── Source data ──

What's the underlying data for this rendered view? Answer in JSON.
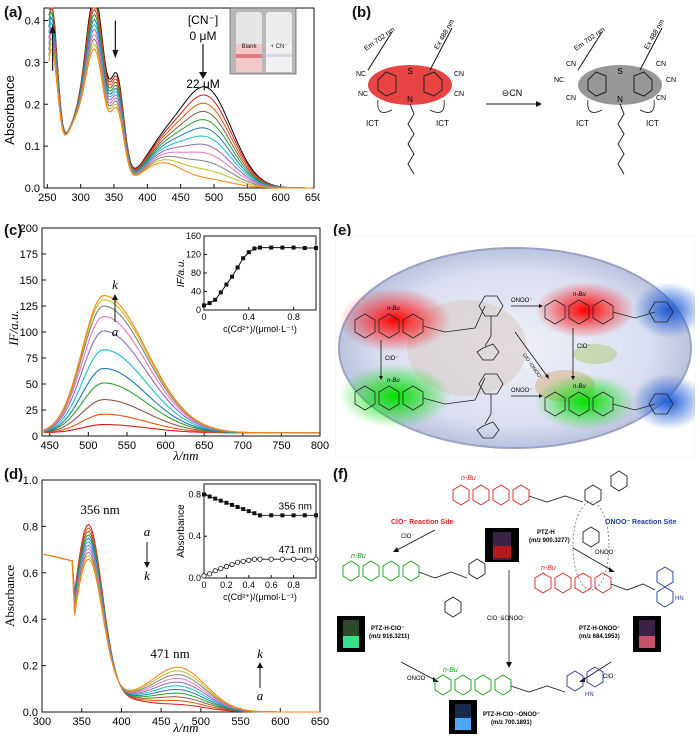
{
  "panels": {
    "a": {
      "label": "(a)"
    },
    "b": {
      "label": "(b)"
    },
    "c": {
      "label": "(c)"
    },
    "d": {
      "label": "(d)"
    },
    "e": {
      "label": "(e)"
    },
    "f": {
      "label": "(f)"
    }
  },
  "chart_data": [
    {
      "id": "a",
      "type": "line",
      "ylabel": "Absorbance",
      "xlim": [
        245,
        650
      ],
      "ylim": [
        0,
        0.43
      ],
      "x_ticks": [
        250,
        300,
        350,
        400,
        450,
        500,
        550,
        600,
        650
      ],
      "y_ticks": [
        0.0,
        0.1,
        0.2,
        0.3,
        0.4
      ],
      "annotations": {
        "conc_label": "[CN⁻]",
        "start": "0 μM",
        "end": "22 μM"
      },
      "inset": {
        "blank": "Blank",
        "cn": "+ CN⁻"
      },
      "series_count": 12,
      "peak_values": {
        "p256_start": 0.4,
        "p256_end": 0.3,
        "p320_start": 0.43,
        "p320_end": 0.3,
        "p490_start": 0.235,
        "p490_end": 0.02
      }
    },
    {
      "id": "c",
      "type": "line",
      "ylabel": "IF/a.u.",
      "xlabel": "λ/nm",
      "xlim": [
        440,
        800
      ],
      "ylim": [
        0,
        200
      ],
      "x_ticks": [
        450,
        500,
        550,
        600,
        650,
        700,
        750,
        800
      ],
      "y_ticks": [
        0,
        25,
        50,
        75,
        100,
        125,
        150,
        175,
        200
      ],
      "series_labels": {
        "first": "a",
        "last": "k"
      },
      "peak_values": [
        8,
        18,
        32,
        48,
        62,
        80,
        98,
        112,
        122,
        128,
        132
      ],
      "inset": {
        "ylabel": "IF/a.u.",
        "xlabel": "c(Cd²⁺)/(μmol·L⁻¹)",
        "x_ticks": [
          0,
          0.4,
          0.8
        ],
        "y_ticks": [
          0,
          40,
          80,
          120,
          160
        ],
        "x": [
          0,
          0.05,
          0.1,
          0.15,
          0.2,
          0.25,
          0.3,
          0.35,
          0.4,
          0.45,
          0.5,
          0.6,
          0.7,
          0.8,
          0.9,
          1.0
        ],
        "y": [
          10,
          15,
          22,
          38,
          55,
          72,
          92,
          112,
          125,
          133,
          135,
          135,
          135,
          135,
          134,
          134
        ]
      }
    },
    {
      "id": "d",
      "type": "line",
      "ylabel": "Absorbance",
      "xlabel": "λ/nm",
      "xlim": [
        300,
        650
      ],
      "ylim": [
        0,
        1.0
      ],
      "x_ticks": [
        300,
        350,
        400,
        450,
        500,
        550,
        600,
        650
      ],
      "y_ticks": [
        0.0,
        0.2,
        0.4,
        0.6,
        0.8,
        1.0
      ],
      "labels": {
        "peak1": "356 nm",
        "peak2": "471 nm",
        "a": "a",
        "k": "k"
      },
      "series_count": 11,
      "inset": {
        "ylabel": "Absorbance",
        "xlabel": "c(Cd²⁺)/(μmol·L⁻¹)",
        "x_ticks": [
          0,
          0.2,
          0.4,
          0.6,
          0.8
        ],
        "y_ticks": [
          0.0,
          0.4,
          0.8
        ],
        "series": [
          {
            "name": "356 nm",
            "x": [
              0,
              0.05,
              0.1,
              0.15,
              0.2,
              0.25,
              0.3,
              0.35,
              0.4,
              0.45,
              0.5,
              0.6,
              0.7,
              0.8,
              0.9,
              1.0
            ],
            "y": [
              0.8,
              0.78,
              0.76,
              0.74,
              0.72,
              0.7,
              0.68,
              0.66,
              0.64,
              0.62,
              0.6,
              0.6,
              0.6,
              0.6,
              0.6,
              0.6
            ]
          },
          {
            "name": "471 nm",
            "x": [
              0,
              0.05,
              0.1,
              0.15,
              0.2,
              0.25,
              0.3,
              0.35,
              0.4,
              0.45,
              0.5,
              0.6,
              0.7,
              0.8,
              0.9,
              1.0
            ],
            "y": [
              0.02,
              0.04,
              0.07,
              0.09,
              0.11,
              0.13,
              0.15,
              0.16,
              0.17,
              0.18,
              0.18,
              0.18,
              0.18,
              0.18,
              0.18,
              0.18
            ]
          }
        ]
      }
    }
  ],
  "scheme_b": {
    "em": "Em 702 nm",
    "ex": "Ex 488 nm",
    "ict": "ICT",
    "cn": "⊖CN",
    "cn_sym": "CN",
    "nc_sym": "NC",
    "s": "S",
    "n": "N"
  },
  "scheme_e": {
    "nbu": "n-Bu",
    "onoo": "ONOO⁻",
    "clo": "ClO⁻",
    "both": "ClO⁻/ONOO⁻"
  },
  "scheme_f": {
    "nbu": "n-Bu",
    "clo_site": "ClO⁻ Reaction Site",
    "onoo_site": "ONOO⁻ Reaction Site",
    "top_name": "PTZ-H",
    "top_mz": "(m/z 900.3277)",
    "left_name": "PTZ-H-ClO⁻",
    "left_mz": "(m/z 916.3211)",
    "right_name": "PTZ-H-ONOO⁻",
    "right_mz": "(m/z 684.1953)",
    "bottom_name": "PTZ-H-ClO⁻-ONOO⁻",
    "bottom_mz": "(m/z 700.1891)",
    "clo": "ClO⁻",
    "onoo": "ONOO⁻",
    "both": "ClO⁻&ONOO⁻",
    "nh": "HN"
  }
}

───

- **What you should do**
Each record above should be copied character for character, with pictures dropped.

- **Expected answer**
What's the underlying data for this rendered view? Answer in JSON.
{
  "panels": {
    "a": {
      "label": "(a)"
    },
    "b": {
      "label": "(b)"
    },
    "c": {
      "label": "(c)"
    },
    "d": {
      "label": "(d)"
    },
    "e": {
      "label": "(e)"
    },
    "f": {
      "label": "(f)"
    }
  },
  "chart_data": [
    {
      "id": "a",
      "type": "line",
      "ylabel": "Absorbance",
      "xlim": [
        245,
        650
      ],
      "ylim": [
        0,
        0.43
      ],
      "x_ticks": [
        250,
        300,
        350,
        400,
        450,
        500,
        550,
        600,
        650
      ],
      "y_ticks": [
        0.0,
        0.1,
        0.2,
        0.3,
        0.4
      ],
      "annotations": {
        "conc_label": "[CN⁻]",
        "start": "0 μM",
        "end": "22 μM"
      },
      "inset": {
        "blank": "Blank",
        "cn": "+ CN⁻"
      },
      "series_count": 12,
      "peak_values": {
        "p256_start": 0.4,
        "p256_end": 0.3,
        "p320_start": 0.43,
        "p320_end": 0.3,
        "p490_start": 0.235,
        "p490_end": 0.02
      }
    },
    {
      "id": "c",
      "type": "line",
      "ylabel": "IF/a.u.",
      "xlabel": "λ/nm",
      "xlim": [
        440,
        800
      ],
      "ylim": [
        0,
        200
      ],
      "x_ticks": [
        450,
        500,
        550,
        600,
        650,
        700,
        750,
        800
      ],
      "y_ticks": [
        0,
        25,
        50,
        75,
        100,
        125,
        150,
        175,
        200
      ],
      "series_labels": {
        "first": "a",
        "last": "k"
      },
      "peak_values": [
        8,
        18,
        32,
        48,
        62,
        80,
        98,
        112,
        122,
        128,
        132
      ],
      "inset": {
        "ylabel": "IF/a.u.",
        "xlabel": "c(Cd²⁺)/(μmol·L⁻¹)",
        "x_ticks": [
          0,
          0.4,
          0.8
        ],
        "y_ticks": [
          0,
          40,
          80,
          120,
          160
        ],
        "x": [
          0,
          0.05,
          0.1,
          0.15,
          0.2,
          0.25,
          0.3,
          0.35,
          0.4,
          0.45,
          0.5,
          0.6,
          0.7,
          0.8,
          0.9,
          1.0
        ],
        "y": [
          10,
          15,
          22,
          38,
          55,
          72,
          92,
          112,
          125,
          133,
          135,
          135,
          135,
          135,
          134,
          134
        ]
      }
    },
    {
      "id": "d",
      "type": "line",
      "ylabel": "Absorbance",
      "xlabel": "λ/nm",
      "xlim": [
        300,
        650
      ],
      "ylim": [
        0,
        1.0
      ],
      "x_ticks": [
        300,
        350,
        400,
        450,
        500,
        550,
        600,
        650
      ],
      "y_ticks": [
        0.0,
        0.2,
        0.4,
        0.6,
        0.8,
        1.0
      ],
      "labels": {
        "peak1": "356 nm",
        "peak2": "471 nm",
        "a": "a",
        "k": "k"
      },
      "series_count": 11,
      "inset": {
        "ylabel": "Absorbance",
        "xlabel": "c(Cd²⁺)/(μmol·L⁻¹)",
        "x_ticks": [
          0,
          0.2,
          0.4,
          0.6,
          0.8
        ],
        "y_ticks": [
          0.0,
          0.4,
          0.8
        ],
        "series": [
          {
            "name": "356 nm",
            "x": [
              0,
              0.05,
              0.1,
              0.15,
              0.2,
              0.25,
              0.3,
              0.35,
              0.4,
              0.45,
              0.5,
              0.6,
              0.7,
              0.8,
              0.9,
              1.0
            ],
            "y": [
              0.8,
              0.78,
              0.76,
              0.74,
              0.72,
              0.7,
              0.68,
              0.66,
              0.64,
              0.62,
              0.6,
              0.6,
              0.6,
              0.6,
              0.6,
              0.6
            ]
          },
          {
            "name": "471 nm",
            "x": [
              0,
              0.05,
              0.1,
              0.15,
              0.2,
              0.25,
              0.3,
              0.35,
              0.4,
              0.45,
              0.5,
              0.6,
              0.7,
              0.8,
              0.9,
              1.0
            ],
            "y": [
              0.02,
              0.04,
              0.07,
              0.09,
              0.11,
              0.13,
              0.15,
              0.16,
              0.17,
              0.18,
              0.18,
              0.18,
              0.18,
              0.18,
              0.18,
              0.18
            ]
          }
        ]
      }
    }
  ],
  "scheme_b": {
    "em": "Em 702 nm",
    "ex": "Ex 488 nm",
    "ict": "ICT",
    "cn": "⊖CN",
    "cn_sym": "CN",
    "nc_sym": "NC",
    "s": "S",
    "n": "N"
  },
  "scheme_e": {
    "nbu": "n-Bu",
    "onoo": "ONOO⁻",
    "clo": "ClO⁻",
    "both": "ClO⁻/ONOO⁻"
  },
  "scheme_f": {
    "nbu": "n-Bu",
    "clo_site": "ClO⁻ Reaction Site",
    "onoo_site": "ONOO⁻ Reaction Site",
    "top_name": "PTZ-H",
    "top_mz": "(m/z 900.3277)",
    "left_name": "PTZ-H-ClO⁻",
    "left_mz": "(m/z 916.3211)",
    "right_name": "PTZ-H-ONOO⁻",
    "right_mz": "(m/z 684.1953)",
    "bottom_name": "PTZ-H-ClO⁻-ONOO⁻",
    "bottom_mz": "(m/z 700.1891)",
    "clo": "ClO⁻",
    "onoo": "ONOO⁻",
    "both": "ClO⁻&ONOO⁻",
    "nh": "HN"
  }
}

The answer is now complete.